(Entries taken from a collection)
****

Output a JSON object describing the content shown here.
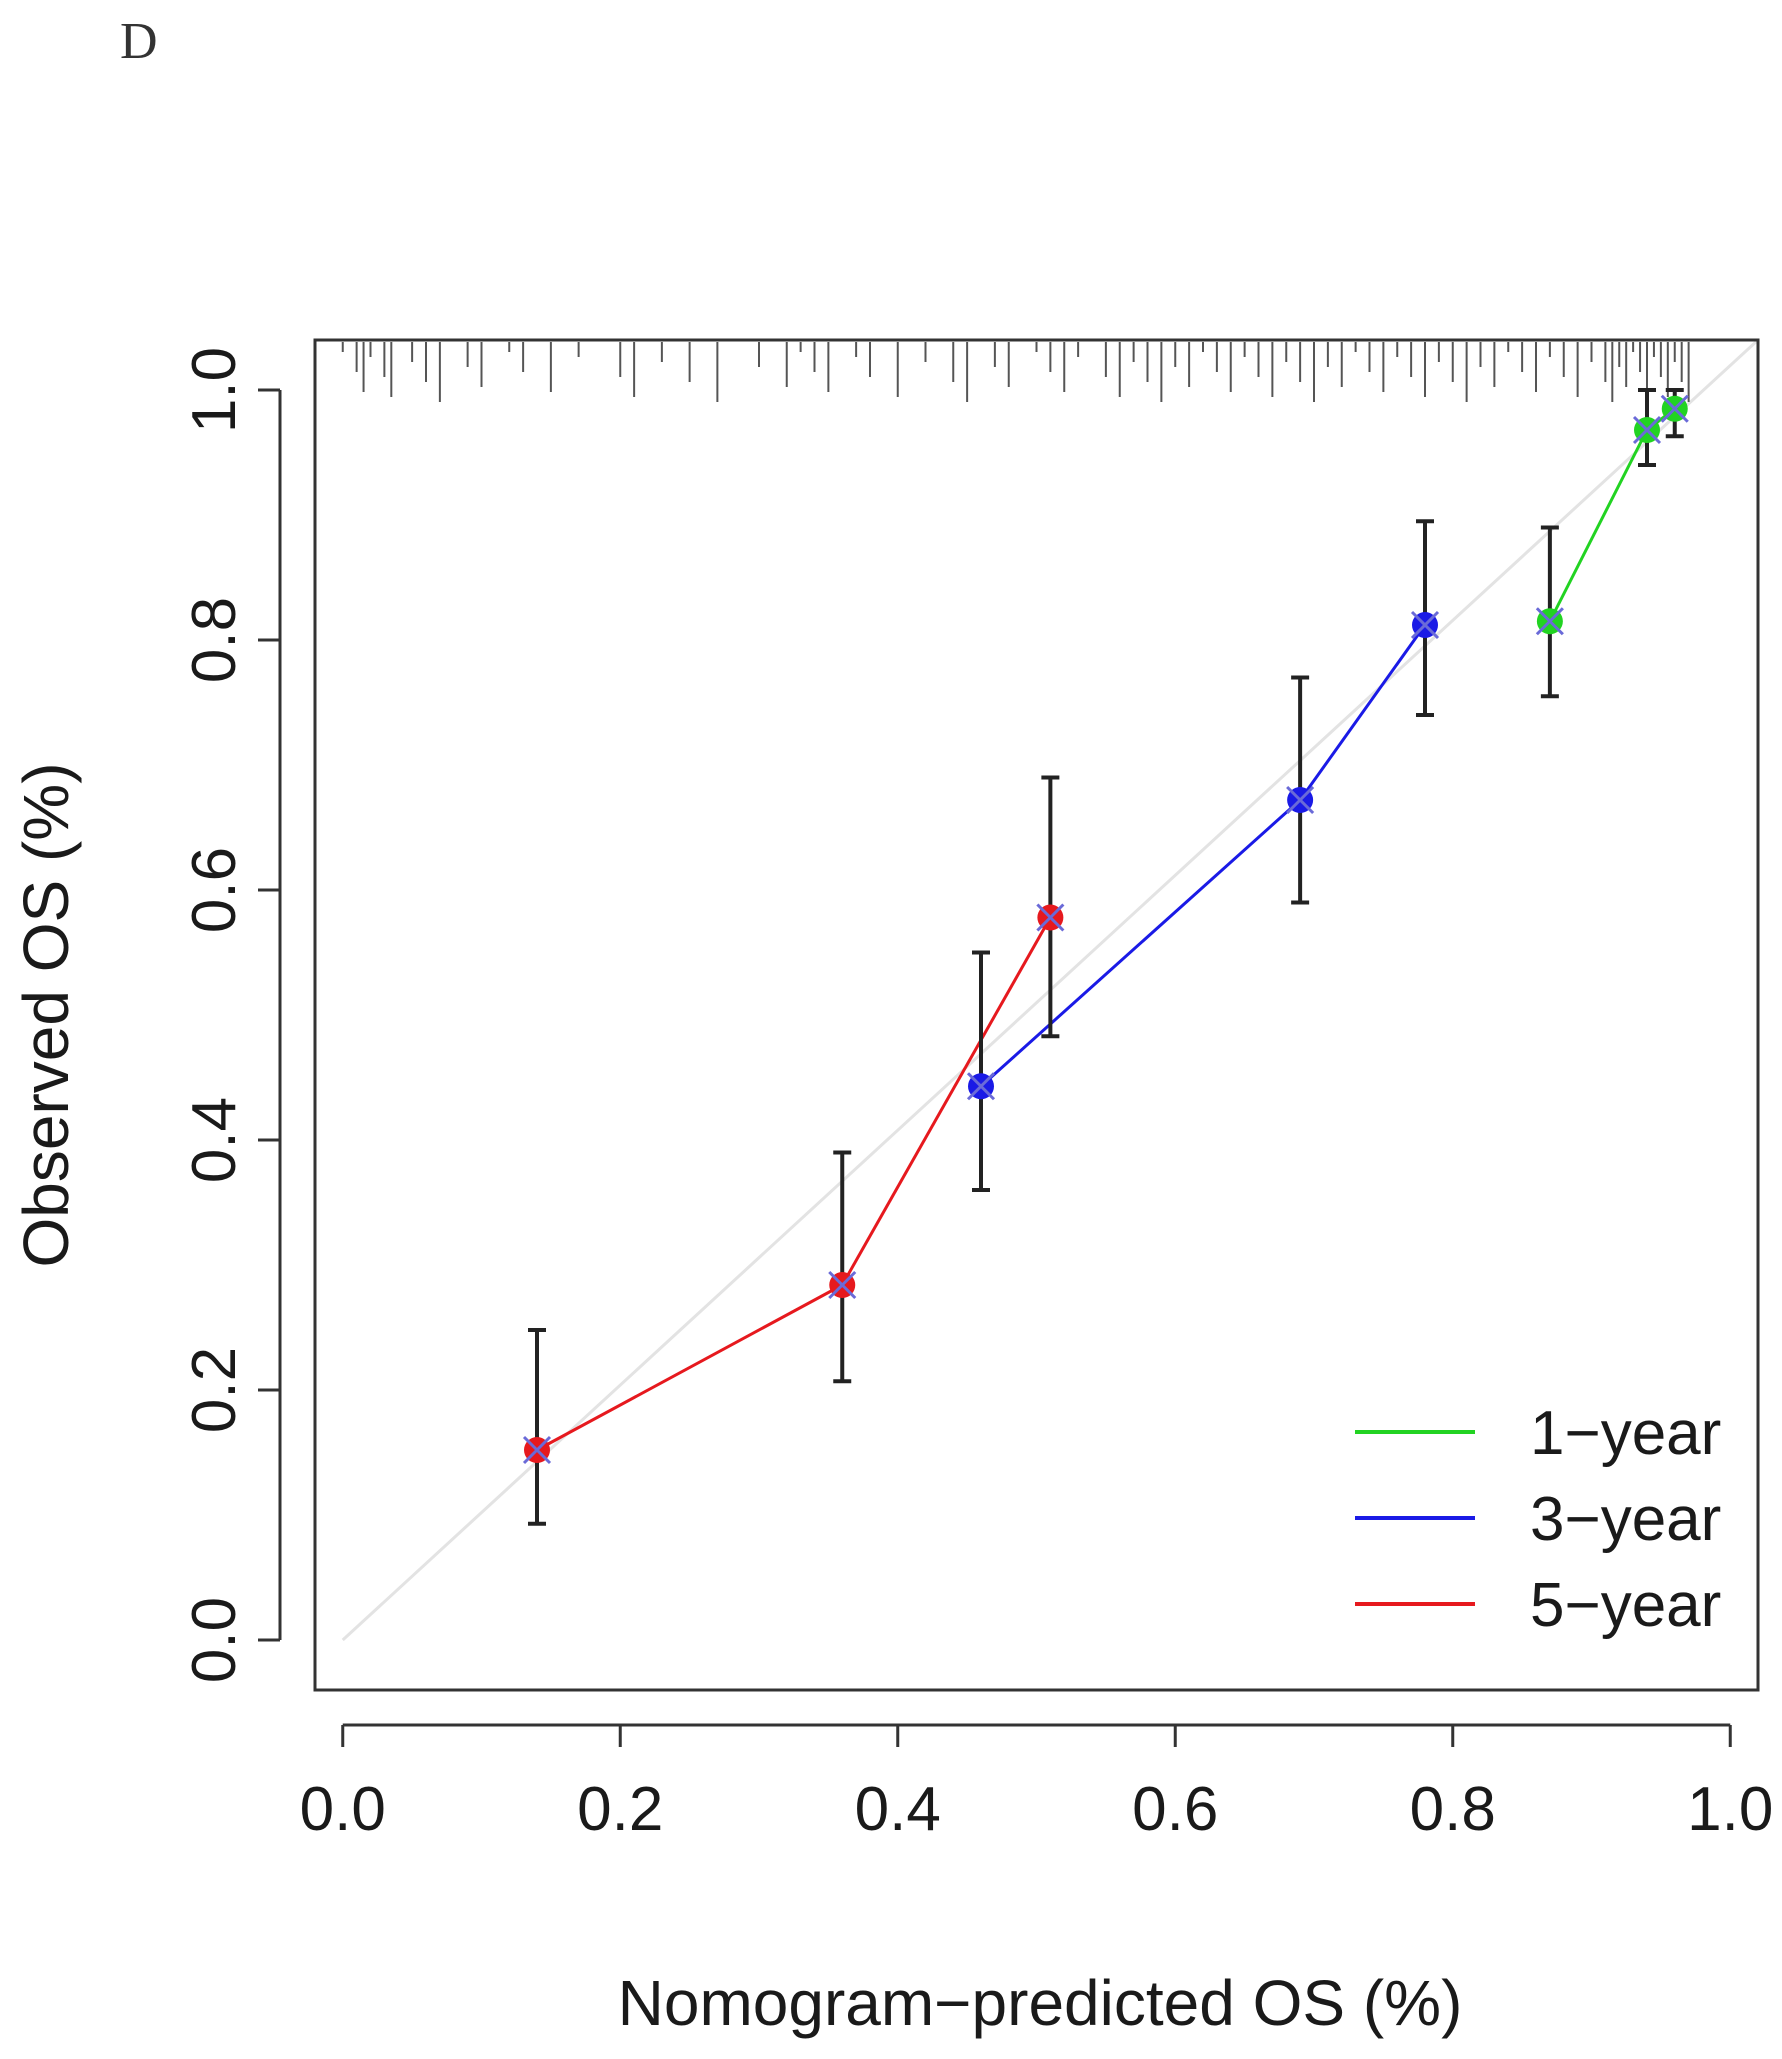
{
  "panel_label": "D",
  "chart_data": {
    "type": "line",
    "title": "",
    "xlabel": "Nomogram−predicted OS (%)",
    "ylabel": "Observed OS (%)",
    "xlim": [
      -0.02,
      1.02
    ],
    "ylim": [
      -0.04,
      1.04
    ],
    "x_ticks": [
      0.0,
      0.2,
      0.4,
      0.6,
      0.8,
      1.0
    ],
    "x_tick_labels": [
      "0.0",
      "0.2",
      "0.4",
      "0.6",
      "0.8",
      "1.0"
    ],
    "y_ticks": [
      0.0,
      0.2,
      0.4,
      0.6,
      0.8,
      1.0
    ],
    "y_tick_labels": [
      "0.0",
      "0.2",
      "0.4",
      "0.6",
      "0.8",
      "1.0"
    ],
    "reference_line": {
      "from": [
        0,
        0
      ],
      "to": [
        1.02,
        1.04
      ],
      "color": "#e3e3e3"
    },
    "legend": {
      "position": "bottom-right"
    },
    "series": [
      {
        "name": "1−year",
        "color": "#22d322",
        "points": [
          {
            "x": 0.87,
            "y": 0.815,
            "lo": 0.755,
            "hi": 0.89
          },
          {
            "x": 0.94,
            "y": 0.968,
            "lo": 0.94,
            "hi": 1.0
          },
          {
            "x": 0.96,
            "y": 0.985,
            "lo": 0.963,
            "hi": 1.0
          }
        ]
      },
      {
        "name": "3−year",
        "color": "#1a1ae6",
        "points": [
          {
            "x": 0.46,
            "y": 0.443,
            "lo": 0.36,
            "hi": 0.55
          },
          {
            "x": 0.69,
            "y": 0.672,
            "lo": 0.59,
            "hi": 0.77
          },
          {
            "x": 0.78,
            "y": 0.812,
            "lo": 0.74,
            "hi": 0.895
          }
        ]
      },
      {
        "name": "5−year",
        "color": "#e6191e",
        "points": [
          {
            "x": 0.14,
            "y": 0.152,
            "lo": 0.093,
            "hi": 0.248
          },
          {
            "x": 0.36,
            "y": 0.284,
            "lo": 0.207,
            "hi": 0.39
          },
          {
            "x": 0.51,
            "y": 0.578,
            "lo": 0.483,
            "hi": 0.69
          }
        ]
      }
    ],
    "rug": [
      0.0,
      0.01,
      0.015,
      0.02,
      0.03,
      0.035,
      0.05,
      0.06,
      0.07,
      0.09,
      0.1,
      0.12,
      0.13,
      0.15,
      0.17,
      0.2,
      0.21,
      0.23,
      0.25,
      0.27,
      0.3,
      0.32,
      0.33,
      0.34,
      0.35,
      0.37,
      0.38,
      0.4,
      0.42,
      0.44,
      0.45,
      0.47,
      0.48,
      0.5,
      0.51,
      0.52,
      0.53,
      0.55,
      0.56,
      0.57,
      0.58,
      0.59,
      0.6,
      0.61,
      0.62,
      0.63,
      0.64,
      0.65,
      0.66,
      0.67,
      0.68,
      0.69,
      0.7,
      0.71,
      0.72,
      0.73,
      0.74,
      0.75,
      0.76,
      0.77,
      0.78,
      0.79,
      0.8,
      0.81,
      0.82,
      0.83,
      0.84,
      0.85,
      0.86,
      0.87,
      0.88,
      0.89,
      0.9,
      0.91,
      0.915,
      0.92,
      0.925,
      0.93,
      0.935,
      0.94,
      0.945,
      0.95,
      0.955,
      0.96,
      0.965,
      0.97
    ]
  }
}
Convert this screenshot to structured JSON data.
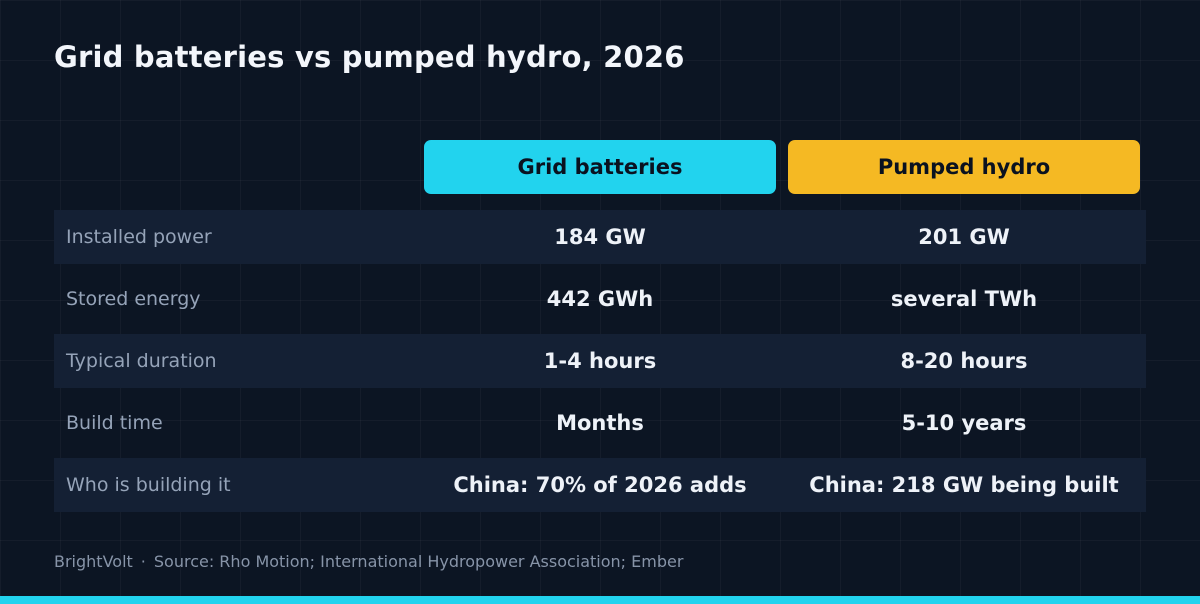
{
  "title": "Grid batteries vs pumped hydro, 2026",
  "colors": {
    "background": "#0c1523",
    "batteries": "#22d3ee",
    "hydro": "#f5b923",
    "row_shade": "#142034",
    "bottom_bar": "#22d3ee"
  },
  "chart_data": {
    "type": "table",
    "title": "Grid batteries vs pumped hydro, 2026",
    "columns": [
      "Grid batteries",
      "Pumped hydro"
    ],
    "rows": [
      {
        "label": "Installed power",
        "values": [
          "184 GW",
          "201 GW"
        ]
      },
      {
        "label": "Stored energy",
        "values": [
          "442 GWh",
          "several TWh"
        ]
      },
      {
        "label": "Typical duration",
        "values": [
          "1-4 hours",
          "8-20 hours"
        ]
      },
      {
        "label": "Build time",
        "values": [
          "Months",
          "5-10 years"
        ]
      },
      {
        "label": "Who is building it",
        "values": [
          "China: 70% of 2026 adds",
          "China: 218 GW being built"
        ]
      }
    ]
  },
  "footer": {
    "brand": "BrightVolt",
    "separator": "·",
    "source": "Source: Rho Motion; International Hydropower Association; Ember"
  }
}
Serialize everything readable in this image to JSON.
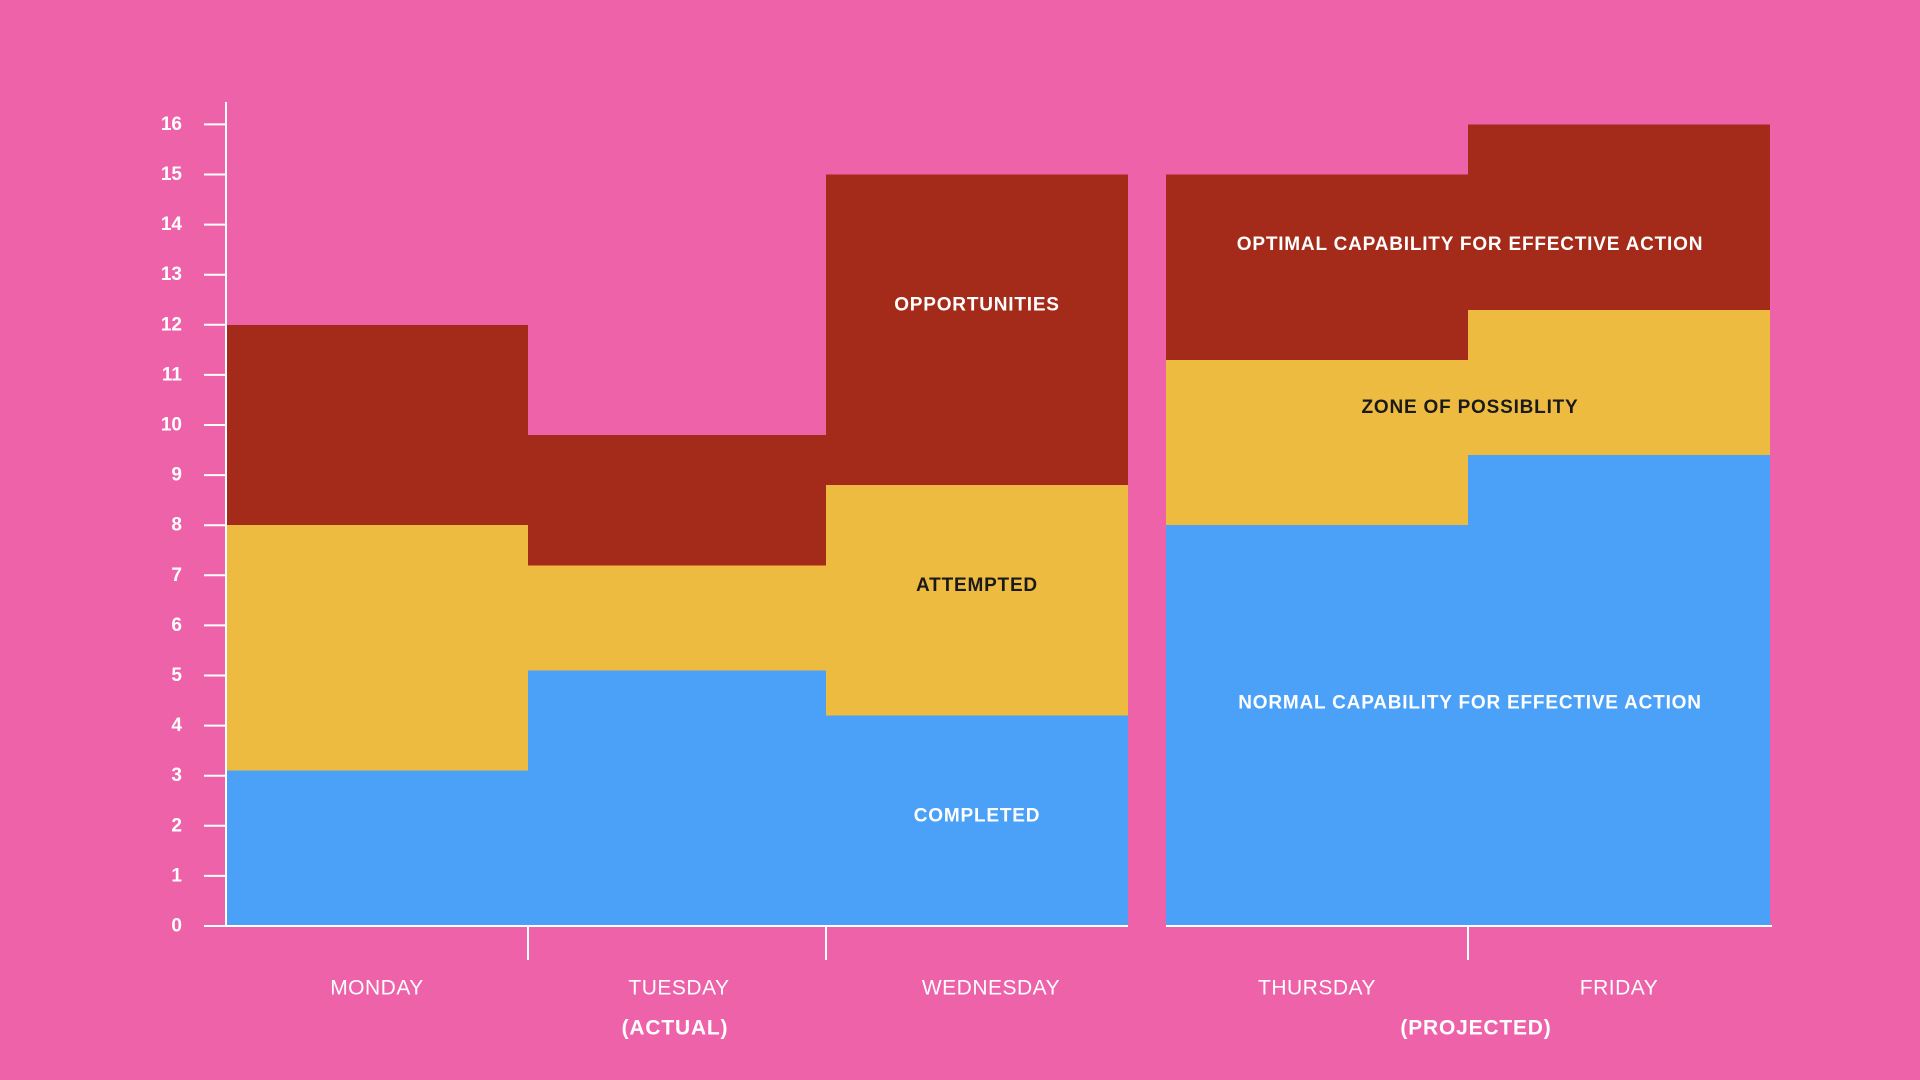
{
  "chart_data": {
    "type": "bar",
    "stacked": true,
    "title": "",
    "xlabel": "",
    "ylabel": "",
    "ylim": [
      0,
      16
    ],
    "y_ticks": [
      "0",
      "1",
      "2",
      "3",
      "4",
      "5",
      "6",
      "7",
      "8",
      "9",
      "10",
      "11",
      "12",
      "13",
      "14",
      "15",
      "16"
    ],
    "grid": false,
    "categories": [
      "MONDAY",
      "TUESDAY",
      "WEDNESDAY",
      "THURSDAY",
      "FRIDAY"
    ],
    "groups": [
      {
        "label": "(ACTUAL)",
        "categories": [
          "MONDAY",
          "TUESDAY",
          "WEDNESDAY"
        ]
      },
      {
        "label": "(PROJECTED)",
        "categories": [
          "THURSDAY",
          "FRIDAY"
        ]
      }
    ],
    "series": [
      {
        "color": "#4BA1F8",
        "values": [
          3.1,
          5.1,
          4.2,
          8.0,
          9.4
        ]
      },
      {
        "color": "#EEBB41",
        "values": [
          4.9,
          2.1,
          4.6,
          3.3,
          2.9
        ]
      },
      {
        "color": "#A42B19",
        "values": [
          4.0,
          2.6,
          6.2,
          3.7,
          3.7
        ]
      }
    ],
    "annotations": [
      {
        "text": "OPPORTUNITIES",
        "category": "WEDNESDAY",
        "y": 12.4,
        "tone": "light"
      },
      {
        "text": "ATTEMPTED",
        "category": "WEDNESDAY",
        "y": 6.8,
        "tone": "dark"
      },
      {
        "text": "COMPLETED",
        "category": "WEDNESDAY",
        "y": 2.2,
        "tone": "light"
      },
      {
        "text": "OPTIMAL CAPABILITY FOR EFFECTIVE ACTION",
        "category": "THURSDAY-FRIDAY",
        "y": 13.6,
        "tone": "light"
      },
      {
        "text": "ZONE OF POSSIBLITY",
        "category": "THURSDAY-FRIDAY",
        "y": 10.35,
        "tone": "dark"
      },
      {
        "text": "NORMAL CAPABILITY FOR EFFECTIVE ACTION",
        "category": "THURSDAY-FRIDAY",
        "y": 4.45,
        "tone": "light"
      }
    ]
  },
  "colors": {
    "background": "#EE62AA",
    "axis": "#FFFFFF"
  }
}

****

**Requirement**
Find how many lines in the listing contain the word "background" and give that count alone.

**Answer to the task**
2